What you are asked to do →
Please turn everything in the material from the line containing "For every button, label, input, icon, or" down to the line containing "result-card: 执行结果: 通过" into a numbered list, leaving out blank lines.

Records for this exercise →
## BEGIN
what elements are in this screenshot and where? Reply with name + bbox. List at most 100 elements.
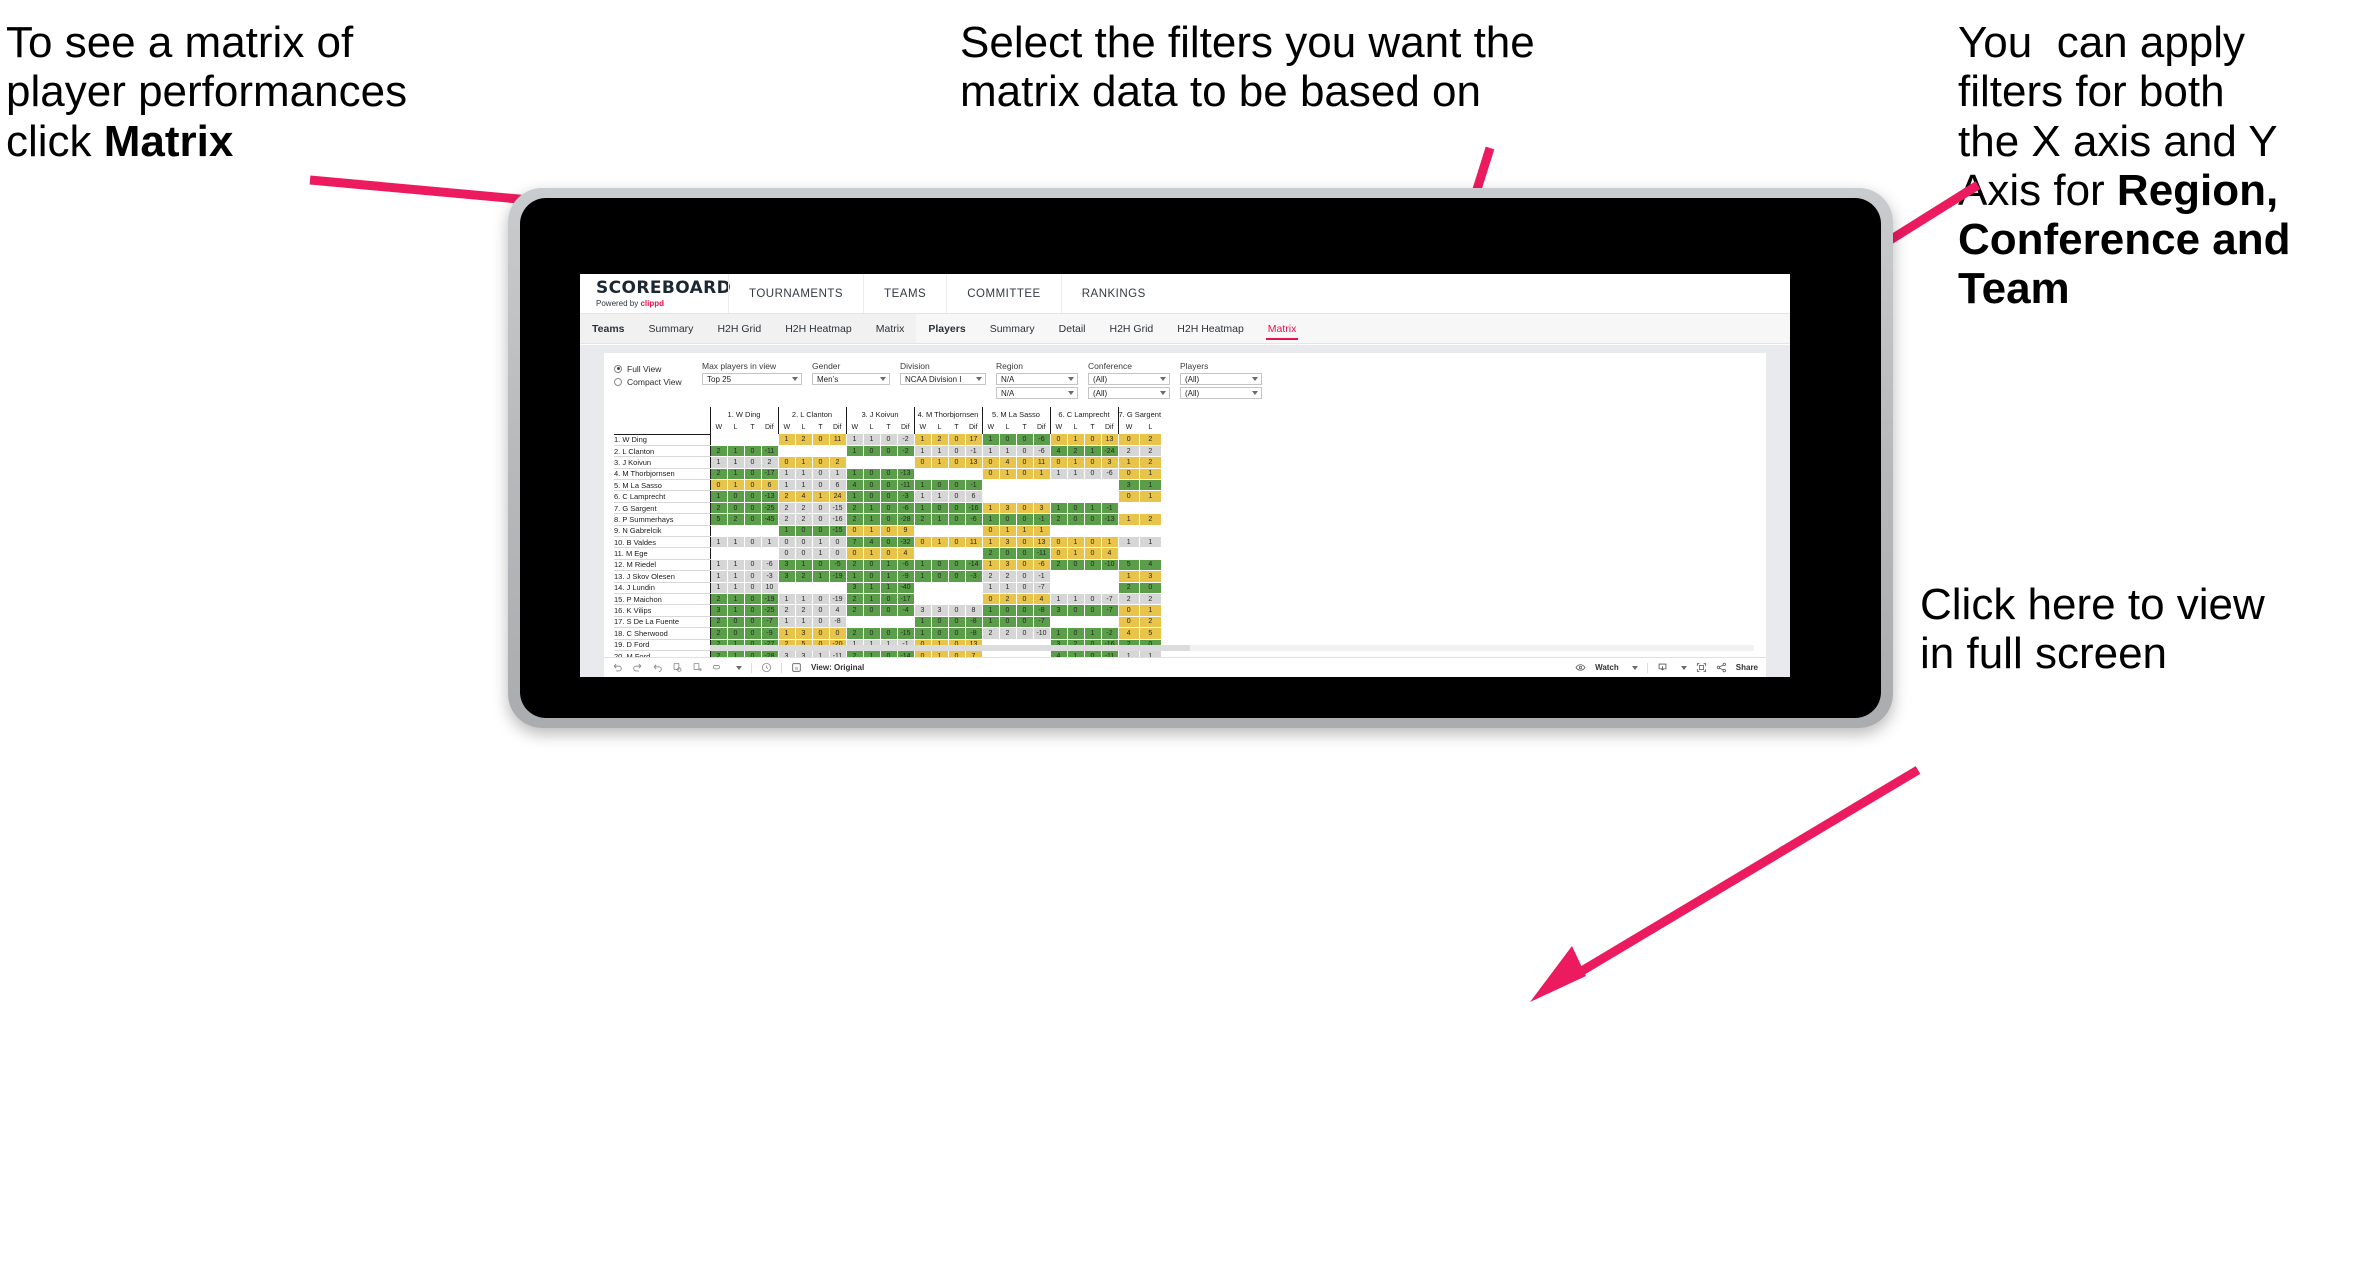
## END
## BEGIN
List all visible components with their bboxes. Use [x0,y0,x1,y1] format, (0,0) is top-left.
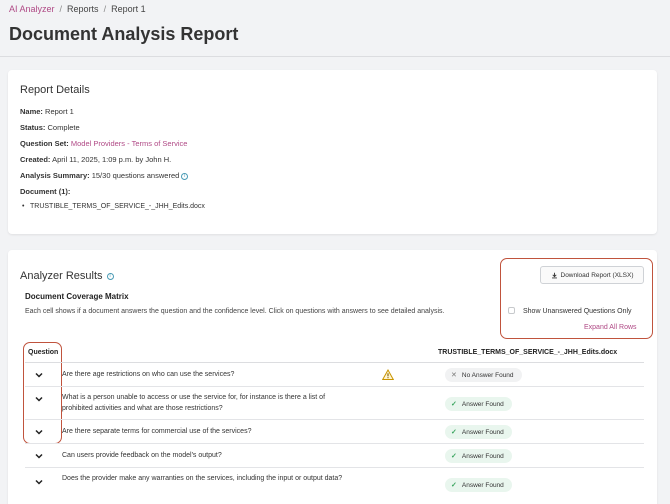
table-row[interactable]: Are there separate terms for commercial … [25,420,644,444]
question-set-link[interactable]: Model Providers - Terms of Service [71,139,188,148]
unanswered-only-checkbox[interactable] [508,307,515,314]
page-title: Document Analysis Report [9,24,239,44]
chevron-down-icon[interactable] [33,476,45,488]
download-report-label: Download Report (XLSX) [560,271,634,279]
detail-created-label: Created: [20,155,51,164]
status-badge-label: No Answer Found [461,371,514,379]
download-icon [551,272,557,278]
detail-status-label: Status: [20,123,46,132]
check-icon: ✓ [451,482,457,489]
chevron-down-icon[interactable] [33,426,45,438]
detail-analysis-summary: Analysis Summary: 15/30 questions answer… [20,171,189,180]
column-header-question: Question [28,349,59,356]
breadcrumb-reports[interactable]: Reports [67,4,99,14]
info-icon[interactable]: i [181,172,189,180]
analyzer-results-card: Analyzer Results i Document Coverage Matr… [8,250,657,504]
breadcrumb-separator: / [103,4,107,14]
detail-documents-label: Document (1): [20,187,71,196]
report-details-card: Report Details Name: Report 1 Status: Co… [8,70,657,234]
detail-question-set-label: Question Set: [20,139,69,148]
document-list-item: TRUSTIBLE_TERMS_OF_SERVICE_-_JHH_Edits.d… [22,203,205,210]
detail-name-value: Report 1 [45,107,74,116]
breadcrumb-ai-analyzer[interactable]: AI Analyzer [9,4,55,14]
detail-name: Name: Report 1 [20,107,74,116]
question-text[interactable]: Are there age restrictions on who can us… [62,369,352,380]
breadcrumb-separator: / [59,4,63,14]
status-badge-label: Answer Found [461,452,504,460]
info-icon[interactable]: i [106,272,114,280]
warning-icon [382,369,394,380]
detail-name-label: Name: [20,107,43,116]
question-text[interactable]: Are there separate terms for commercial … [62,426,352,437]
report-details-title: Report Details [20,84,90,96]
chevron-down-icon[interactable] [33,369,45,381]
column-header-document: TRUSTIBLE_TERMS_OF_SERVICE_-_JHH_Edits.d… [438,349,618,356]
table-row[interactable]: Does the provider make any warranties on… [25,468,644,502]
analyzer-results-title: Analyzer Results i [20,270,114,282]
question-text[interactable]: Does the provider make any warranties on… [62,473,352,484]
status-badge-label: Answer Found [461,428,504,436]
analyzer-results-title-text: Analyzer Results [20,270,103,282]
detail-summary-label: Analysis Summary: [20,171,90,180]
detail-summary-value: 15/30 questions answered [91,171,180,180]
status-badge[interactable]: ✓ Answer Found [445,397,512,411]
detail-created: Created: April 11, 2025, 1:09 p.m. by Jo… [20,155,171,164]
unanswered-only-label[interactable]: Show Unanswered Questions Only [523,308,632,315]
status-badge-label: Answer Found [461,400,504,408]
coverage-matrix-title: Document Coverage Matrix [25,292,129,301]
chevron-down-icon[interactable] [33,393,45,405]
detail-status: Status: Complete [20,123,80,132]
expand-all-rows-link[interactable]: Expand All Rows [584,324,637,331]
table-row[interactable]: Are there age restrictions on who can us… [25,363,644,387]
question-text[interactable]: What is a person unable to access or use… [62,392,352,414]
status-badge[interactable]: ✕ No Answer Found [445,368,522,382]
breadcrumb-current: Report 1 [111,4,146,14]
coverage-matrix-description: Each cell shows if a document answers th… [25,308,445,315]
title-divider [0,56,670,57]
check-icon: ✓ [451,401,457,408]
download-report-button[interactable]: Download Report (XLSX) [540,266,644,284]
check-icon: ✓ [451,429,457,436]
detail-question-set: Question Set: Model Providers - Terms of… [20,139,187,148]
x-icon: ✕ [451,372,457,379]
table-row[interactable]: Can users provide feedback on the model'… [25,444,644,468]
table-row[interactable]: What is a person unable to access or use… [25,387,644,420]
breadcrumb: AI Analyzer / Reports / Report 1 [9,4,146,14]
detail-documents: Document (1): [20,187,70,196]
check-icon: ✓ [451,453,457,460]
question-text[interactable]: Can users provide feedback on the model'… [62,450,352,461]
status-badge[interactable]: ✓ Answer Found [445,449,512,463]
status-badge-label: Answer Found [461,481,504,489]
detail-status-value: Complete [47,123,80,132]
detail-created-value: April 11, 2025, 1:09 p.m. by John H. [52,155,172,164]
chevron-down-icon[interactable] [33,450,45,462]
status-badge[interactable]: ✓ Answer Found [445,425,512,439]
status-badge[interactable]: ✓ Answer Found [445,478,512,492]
## END
## BEGIN
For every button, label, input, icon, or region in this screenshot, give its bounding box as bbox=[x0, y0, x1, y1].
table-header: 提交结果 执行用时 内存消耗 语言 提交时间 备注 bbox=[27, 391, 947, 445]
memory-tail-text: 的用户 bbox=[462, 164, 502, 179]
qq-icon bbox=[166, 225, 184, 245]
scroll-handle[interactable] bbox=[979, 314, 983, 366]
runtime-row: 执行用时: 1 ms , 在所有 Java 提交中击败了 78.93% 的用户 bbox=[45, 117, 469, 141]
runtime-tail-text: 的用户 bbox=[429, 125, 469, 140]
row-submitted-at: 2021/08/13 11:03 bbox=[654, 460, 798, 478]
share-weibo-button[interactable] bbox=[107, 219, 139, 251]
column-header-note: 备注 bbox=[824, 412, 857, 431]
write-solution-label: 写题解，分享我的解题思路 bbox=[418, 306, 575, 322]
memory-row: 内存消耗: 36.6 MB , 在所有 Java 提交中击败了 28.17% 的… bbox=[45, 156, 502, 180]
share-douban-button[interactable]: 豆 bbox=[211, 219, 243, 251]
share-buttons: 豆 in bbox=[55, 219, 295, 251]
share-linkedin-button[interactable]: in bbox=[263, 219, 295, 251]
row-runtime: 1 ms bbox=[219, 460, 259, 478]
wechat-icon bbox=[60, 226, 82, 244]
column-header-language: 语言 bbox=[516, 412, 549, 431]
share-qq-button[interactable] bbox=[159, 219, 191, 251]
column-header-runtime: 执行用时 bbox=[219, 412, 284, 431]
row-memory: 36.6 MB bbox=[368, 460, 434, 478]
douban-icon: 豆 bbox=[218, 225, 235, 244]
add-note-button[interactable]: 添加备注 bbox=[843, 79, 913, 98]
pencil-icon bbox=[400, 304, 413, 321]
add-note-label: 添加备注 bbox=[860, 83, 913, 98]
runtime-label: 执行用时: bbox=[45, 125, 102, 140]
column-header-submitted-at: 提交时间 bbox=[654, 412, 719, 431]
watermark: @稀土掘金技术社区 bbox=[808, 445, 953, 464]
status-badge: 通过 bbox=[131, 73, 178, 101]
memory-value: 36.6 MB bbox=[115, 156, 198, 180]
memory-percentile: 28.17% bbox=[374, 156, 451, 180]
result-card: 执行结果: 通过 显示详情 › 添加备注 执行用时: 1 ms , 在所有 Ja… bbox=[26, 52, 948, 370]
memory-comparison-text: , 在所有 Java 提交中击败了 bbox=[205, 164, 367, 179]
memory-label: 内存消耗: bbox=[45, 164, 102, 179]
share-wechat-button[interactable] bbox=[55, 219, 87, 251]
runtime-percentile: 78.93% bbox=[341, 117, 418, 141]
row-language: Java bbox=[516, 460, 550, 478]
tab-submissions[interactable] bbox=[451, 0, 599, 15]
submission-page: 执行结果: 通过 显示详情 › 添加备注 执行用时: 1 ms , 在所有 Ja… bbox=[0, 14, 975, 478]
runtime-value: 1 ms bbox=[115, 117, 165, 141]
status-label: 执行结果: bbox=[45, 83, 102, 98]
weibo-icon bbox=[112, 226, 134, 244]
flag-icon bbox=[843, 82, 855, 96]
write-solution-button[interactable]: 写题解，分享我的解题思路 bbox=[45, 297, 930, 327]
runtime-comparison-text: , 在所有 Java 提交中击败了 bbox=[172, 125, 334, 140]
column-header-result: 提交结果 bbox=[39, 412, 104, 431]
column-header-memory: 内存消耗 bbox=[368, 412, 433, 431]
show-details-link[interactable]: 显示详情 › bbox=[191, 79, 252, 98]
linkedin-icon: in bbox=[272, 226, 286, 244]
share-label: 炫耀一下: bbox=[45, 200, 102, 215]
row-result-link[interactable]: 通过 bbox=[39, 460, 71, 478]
## END
Output for this exercise →
1. For every button, label, input, icon, or region in this screenshot, give its bounding box as bbox=[x0, y0, x1, y1].
2. table-header: 提交结果 执行用时 内存消耗 语言 提交时间 备注 bbox=[27, 391, 947, 445]
3. memory-tail-text: 的用户 bbox=[462, 164, 502, 179]
4. qq-icon bbox=[166, 225, 184, 245]
5. scroll-handle[interactable] bbox=[979, 314, 983, 366]
6. runtime-row: 执行用时: 1 ms , 在所有 Java 提交中击败了 78.93% 的用户 bbox=[45, 117, 469, 141]
7. runtime-tail-text: 的用户 bbox=[429, 125, 469, 140]
8. row-submitted-at: 2021/08/13 11:03 bbox=[654, 460, 798, 478]
9. share-weibo-button[interactable] bbox=[107, 219, 139, 251]
10. column-header-note: 备注 bbox=[824, 412, 857, 431]
11. write-solution-label: 写题解，分享我的解题思路 bbox=[418, 306, 575, 322]
12. memory-row: 内存消耗: 36.6 MB , 在所有 Java 提交中击败了 28.17% 的… bbox=[45, 156, 502, 180]
13. share-douban-button[interactable]: 豆 bbox=[211, 219, 243, 251]
14. share-buttons: 豆 in bbox=[55, 219, 295, 251]
15. share-linkedin-button[interactable]: in bbox=[263, 219, 295, 251]
16. row-runtime: 1 ms bbox=[219, 460, 259, 478]
17. wechat-icon bbox=[60, 226, 82, 244]
18. column-header-language: 语言 bbox=[516, 412, 549, 431]
19. share-qq-button[interactable] bbox=[159, 219, 191, 251]
20. column-header-runtime: 执行用时 bbox=[219, 412, 284, 431]
21. row-memory: 36.6 MB bbox=[368, 460, 434, 478]
22. douban-icon: 豆 bbox=[218, 225, 235, 244]
23. add-note-button[interactable]: 添加备注 bbox=[843, 79, 913, 98]
24. pencil-icon bbox=[400, 304, 413, 321]
25. add-note-label: 添加备注 bbox=[860, 83, 913, 98]
26. runtime-label: 执行用时: bbox=[45, 125, 102, 140]
27. column-header-submitted-at: 提交时间 bbox=[654, 412, 719, 431]
28. watermark: @稀土掘金技术社区 bbox=[808, 445, 953, 464]
29. status-badge: 通过 bbox=[131, 73, 178, 101]
30. memory-value: 36.6 MB bbox=[115, 156, 198, 180]
31. memory-percentile: 28.17% bbox=[374, 156, 451, 180]
32. result-card: 执行结果: 通过 显示详情 › 添加备注 执行用时: 1 ms , 在所有 Ja… bbox=[26, 52, 948, 370]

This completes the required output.